EXERCISE: From the entries below, pull out each line where "region" appears.

(Stored data)
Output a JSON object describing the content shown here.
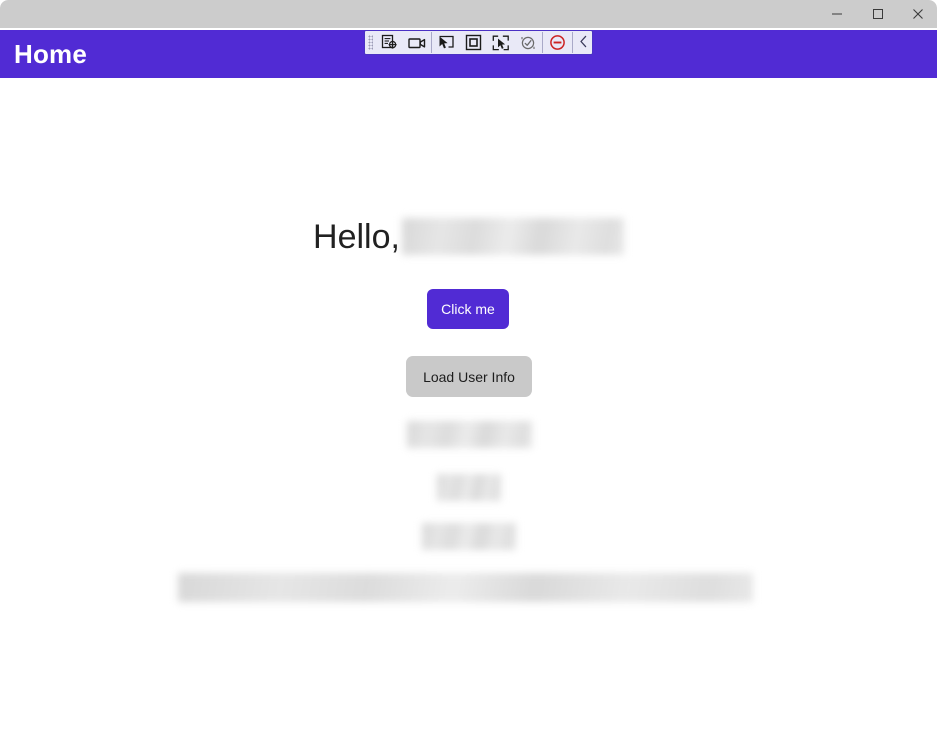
{
  "window": {
    "titlebar_text": "",
    "controls": [
      {
        "name": "minimize",
        "glyph": "minimize-icon",
        "tooltip": "Minimize"
      },
      {
        "name": "maximize",
        "glyph": "maximize-icon",
        "tooltip": "Maximize"
      },
      {
        "name": "close",
        "glyph": "close-icon",
        "tooltip": "Close"
      }
    ],
    "background_color": "#cccccc"
  },
  "automation_toolbar": {
    "background_color": "#e9e9f7",
    "border_color": "#4a31c4",
    "drag_handle": "drag-grip-icon",
    "buttons": [
      {
        "name": "inspect-settings",
        "icon": "inspect-element-icon",
        "label": "Inspect"
      },
      {
        "name": "record",
        "icon": "video-camera-icon",
        "label": "Record"
      },
      {
        "name": "pick-element",
        "icon": "cursor-pointer-icon",
        "label": "Pick element"
      },
      {
        "name": "highlight-element",
        "icon": "square-outline-icon",
        "label": "Highlight"
      },
      {
        "name": "select-region",
        "icon": "cursor-selection-icon",
        "label": "Select region"
      },
      {
        "name": "assert-value",
        "icon": "check-circle-icon",
        "label": "Assert"
      },
      {
        "name": "stop",
        "icon": "stop-circle-icon",
        "label": "Stop",
        "color": "#cc2222"
      }
    ],
    "collapse": {
      "name": "collapse",
      "icon": "chevron-left-icon",
      "label": "Collapse toolbar"
    }
  },
  "page": {
    "header": {
      "title": "Home",
      "background_color": "#512BD4",
      "text_color": "#ffffff"
    },
    "greeting": {
      "prefix": "Hello,",
      "name_redacted": true
    },
    "buttons": [
      {
        "name": "click-me",
        "label": "Click me",
        "background_color": "#512BD4",
        "text_color": "#ffffff"
      },
      {
        "name": "load-user-info",
        "label": "Load User Info",
        "background_color": "#c9c9c9",
        "text_color": "#1d1d1d"
      }
    ],
    "redacted_blocks": [
      {
        "name": "user-info-line-1",
        "redacted": true
      },
      {
        "name": "user-info-line-2",
        "redacted": true
      },
      {
        "name": "user-info-line-3",
        "redacted": true
      },
      {
        "name": "user-info-wide-bar",
        "redacted": true
      }
    ]
  }
}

THE RESPONSE:
        "name": "select-region",
        "label": "Select region"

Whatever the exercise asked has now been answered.